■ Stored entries
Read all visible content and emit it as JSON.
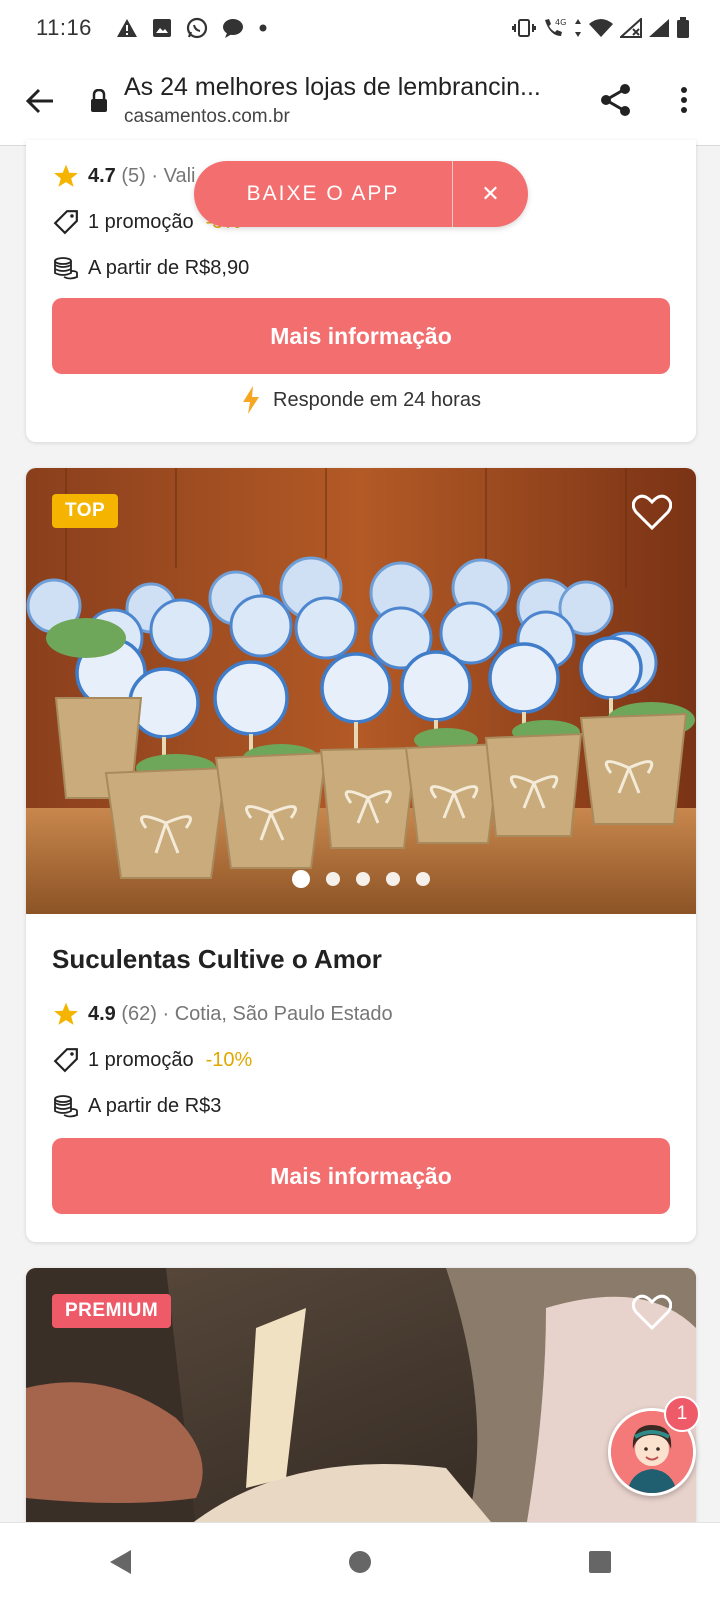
{
  "status_bar": {
    "time": "11:16",
    "left_icons": [
      "alert-icon",
      "image-icon",
      "whatsapp-icon",
      "chat-bubble-icon",
      "dot-icon"
    ],
    "right_icons": [
      "vibrate-icon",
      "call-4g-icon",
      "wifi-icon",
      "signal-x-icon",
      "signal-icon",
      "battery-icon"
    ],
    "network_label": "4G"
  },
  "browser": {
    "title": "As 24 melhores lojas de lembrancin...",
    "domain": "casamentos.com.br"
  },
  "app_banner": {
    "label": "BAIXE O APP",
    "close": "✕"
  },
  "cards": [
    {
      "rating": "4.7",
      "reviews": "(5)",
      "location": "· Vali",
      "promo": "1 promoção",
      "discount": "-5%",
      "price": "A partir de R$8,90",
      "cta": "Mais informação",
      "response": "Responde em 24 horas"
    },
    {
      "badge": "TOP",
      "name": "Suculentas Cultive o Amor",
      "rating": "4.9",
      "reviews": "(62)",
      "location": "· Cotia, São Paulo Estado",
      "promo": "1 promoção",
      "discount": "-10%",
      "price": "A partir de R$3",
      "cta": "Mais informação",
      "gallery_dots": 5,
      "gallery_active": 0
    },
    {
      "badge": "PREMIUM"
    }
  ],
  "chat": {
    "badge_count": "1"
  },
  "colors": {
    "accent": "#f36f6f",
    "top_badge": "#f5b400",
    "premium_badge": "#ee5a68",
    "star": "#f5b400",
    "discount": "#e0a800"
  }
}
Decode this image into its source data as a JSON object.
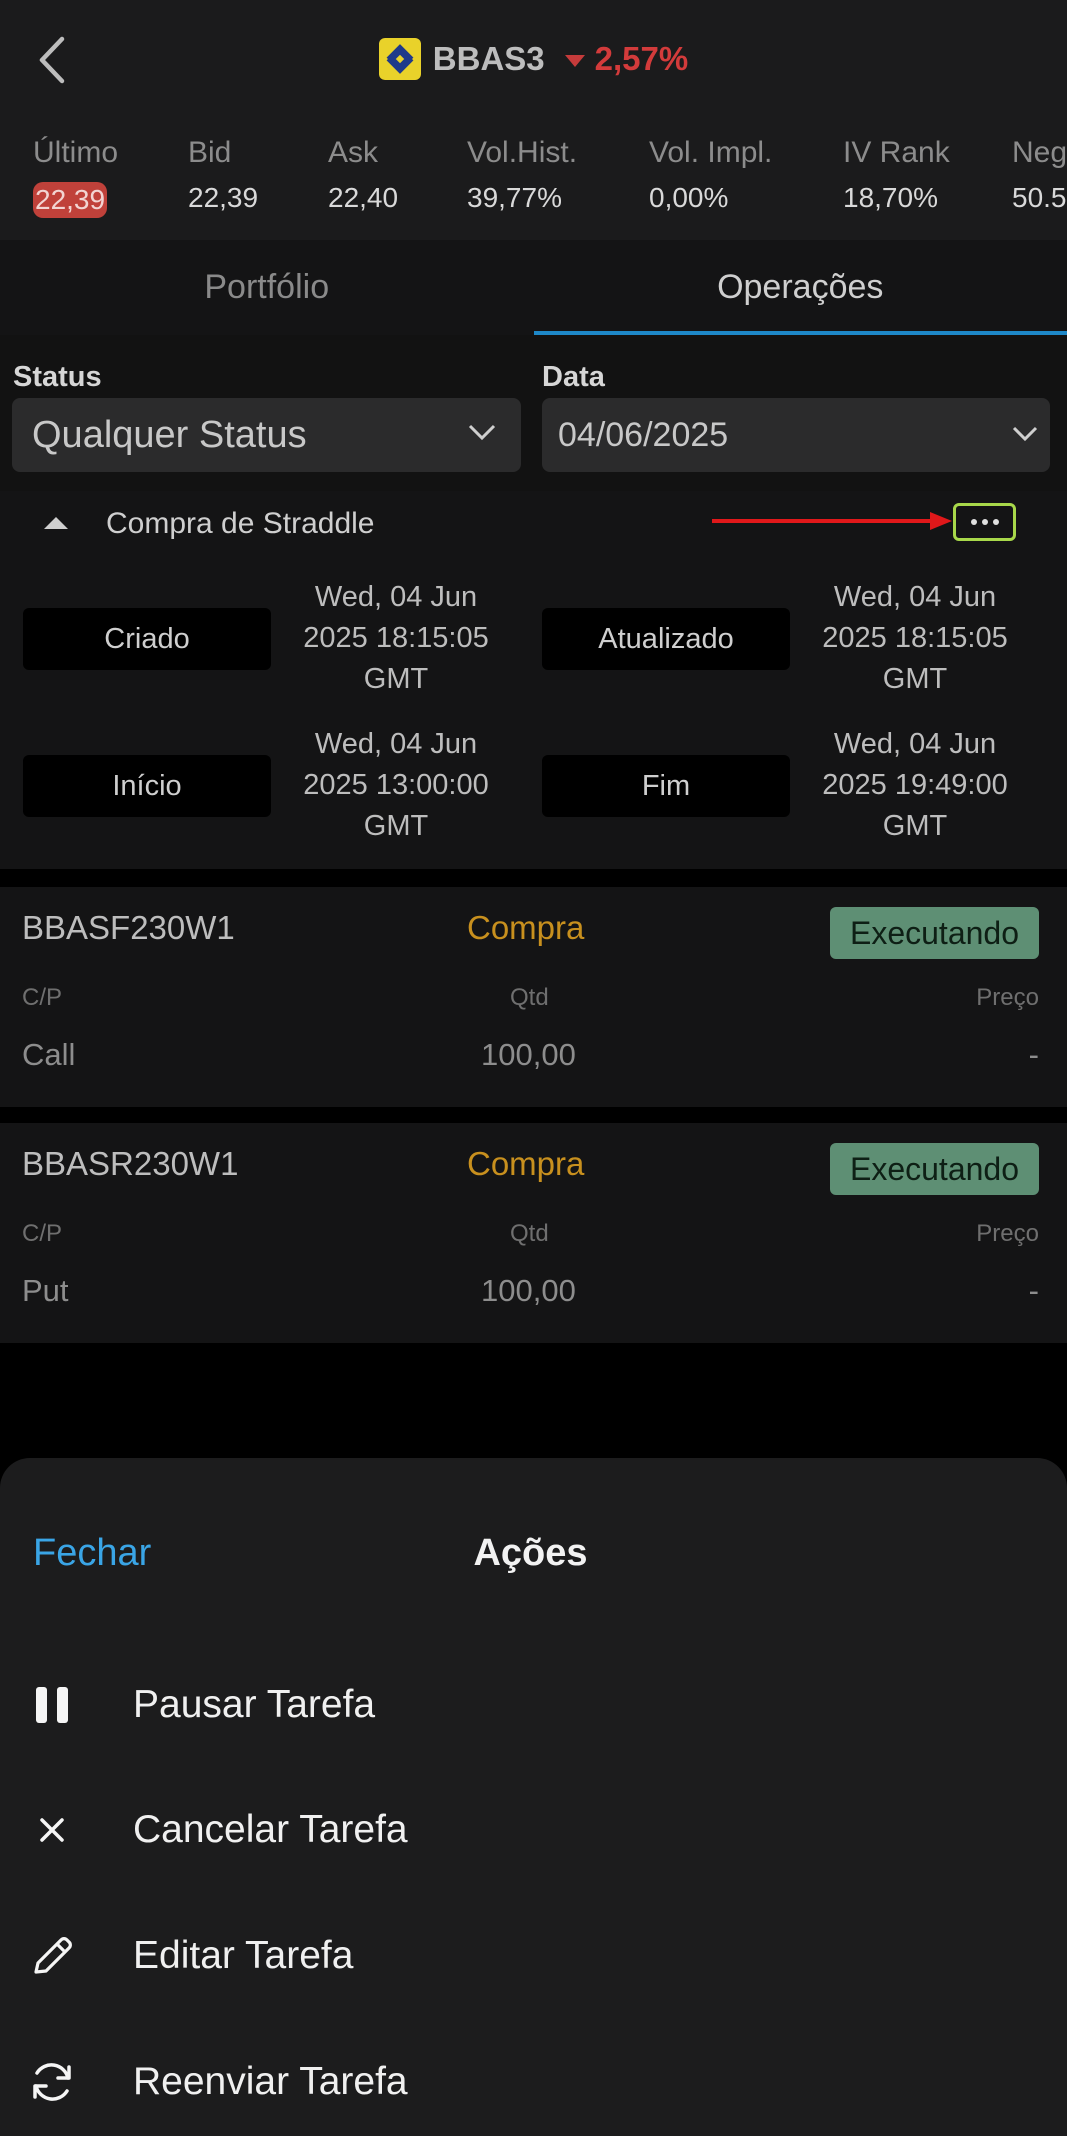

■ AIM
Each line in the entries above that includes the string "price" should be extracted.

■ SOLUTION FOR THIS PROBLEM
      "price": "A partir de R$8,90",
      "price": "A partir de R$3",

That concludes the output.